## QUOTED PASSAGE
▬▬▬

Personal information
- Born: December 13, 1935 Hood County, Texas, U.S.
- Died: October 8, 2008 (aged 72) Sugar Land, Texas, U.S.
- Listed height: 6 ft 2 in (1.88 m)
- Listed weight: 250 lb (113 kg)

Career information
- High school: Orange (TX)
- College: Houston
- NFL draft: 1958 (11th round, 131st overall pick)

Career history
- Houston Oilers (1960-1963);

Awards and highlights
- 2× AFL champion (1960, 1961); First-team All-American (1958);

Career AFL statistics
- Games played: 56
- Games started: 51
- Stats at Pro Football Reference

= Hogan Wharton =

American football player (1935–2008)

▬▬▬

## EXCERPTED RECORDS
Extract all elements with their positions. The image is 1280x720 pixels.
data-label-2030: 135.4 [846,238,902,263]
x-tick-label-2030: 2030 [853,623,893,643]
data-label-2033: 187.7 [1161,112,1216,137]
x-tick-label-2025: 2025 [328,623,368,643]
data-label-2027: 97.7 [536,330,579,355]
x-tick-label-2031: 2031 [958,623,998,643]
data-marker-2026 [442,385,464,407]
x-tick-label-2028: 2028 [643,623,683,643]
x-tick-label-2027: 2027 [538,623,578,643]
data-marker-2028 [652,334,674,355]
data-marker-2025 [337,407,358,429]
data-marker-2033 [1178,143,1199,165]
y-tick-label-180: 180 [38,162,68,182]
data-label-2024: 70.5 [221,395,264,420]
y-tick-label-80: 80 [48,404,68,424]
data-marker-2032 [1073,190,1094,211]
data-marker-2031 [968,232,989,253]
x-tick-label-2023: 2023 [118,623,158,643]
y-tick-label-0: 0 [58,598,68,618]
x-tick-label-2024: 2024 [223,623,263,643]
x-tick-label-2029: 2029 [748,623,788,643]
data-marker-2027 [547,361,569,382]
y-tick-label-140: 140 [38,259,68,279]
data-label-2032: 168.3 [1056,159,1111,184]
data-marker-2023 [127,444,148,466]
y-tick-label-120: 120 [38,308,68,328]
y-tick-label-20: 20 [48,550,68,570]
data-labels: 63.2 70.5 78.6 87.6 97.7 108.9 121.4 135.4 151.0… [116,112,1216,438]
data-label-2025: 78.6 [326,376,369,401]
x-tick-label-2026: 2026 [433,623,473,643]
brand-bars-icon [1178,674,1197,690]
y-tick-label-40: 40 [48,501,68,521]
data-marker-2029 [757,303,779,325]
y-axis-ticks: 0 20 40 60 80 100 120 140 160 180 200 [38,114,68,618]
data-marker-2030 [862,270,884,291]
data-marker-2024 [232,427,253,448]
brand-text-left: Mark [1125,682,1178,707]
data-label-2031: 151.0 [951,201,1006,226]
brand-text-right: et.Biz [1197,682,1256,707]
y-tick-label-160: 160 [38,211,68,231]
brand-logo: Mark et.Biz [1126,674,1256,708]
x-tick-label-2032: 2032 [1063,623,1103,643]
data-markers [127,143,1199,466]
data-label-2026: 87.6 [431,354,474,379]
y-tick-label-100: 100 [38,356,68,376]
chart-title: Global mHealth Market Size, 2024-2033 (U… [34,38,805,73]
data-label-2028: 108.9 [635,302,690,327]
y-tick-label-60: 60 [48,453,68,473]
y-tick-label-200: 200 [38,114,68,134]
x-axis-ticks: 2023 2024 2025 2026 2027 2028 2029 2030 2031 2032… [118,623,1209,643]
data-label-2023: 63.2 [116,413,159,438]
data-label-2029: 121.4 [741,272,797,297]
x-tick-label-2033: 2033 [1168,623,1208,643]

▬▬▬

## WHAT YOU WILL DO
A. Answer these questions from the Hogan Wharton profile, one answer per line, marked the same way:
(i) Where did he die?
(ii) For which team did he play from 1960 to 1963?
(iii) How many AFL games did he start?
B. Reproduce the part of the Hogan Wharton profile starting with "Personal information" and going on through "lb (113 kg)".
C. Resume the Hogan Wharton profile after its final line.

## RESULTS BY TASK
A.
(i) Sugar Land, Texas, U.S.
(ii) Houston Oilers
(iii) 51

B.
Personal information
- Born: December 13, 1935 Hood County, Texas, U.S.
- Died: October 8, 2008 (aged 72) Sugar Land, Texas, U.S.
- Listed height: 6 ft 2 in (1.88 m)
- Listed weight: 250 lb (113 kg)

C.
Robert Glen "Hogan" Wharton (December 13, 1935 – October 8, 2008) was an American football player. He attended the University of Houston where he played college football at the tackle position for the Houston Cougars football team from 1956 to 1958. He was named lineman of the year in the Missouri Valley Conference in 1957, and the following year he was selected by the American Football Coaches Association as a first-team tackle on its 1958 College Football All-America Team. Wharton later played professional football in the newly formed American Football League (AFL), playing at the guard position for the Houston Oilers during the first four years of the club's existence from 1960 to 1963, including the 1960 Houston Oilers team that won the first AFL championship. Wharton was also a professional wrestler during this time. He was cut by the Oilers in September 1964.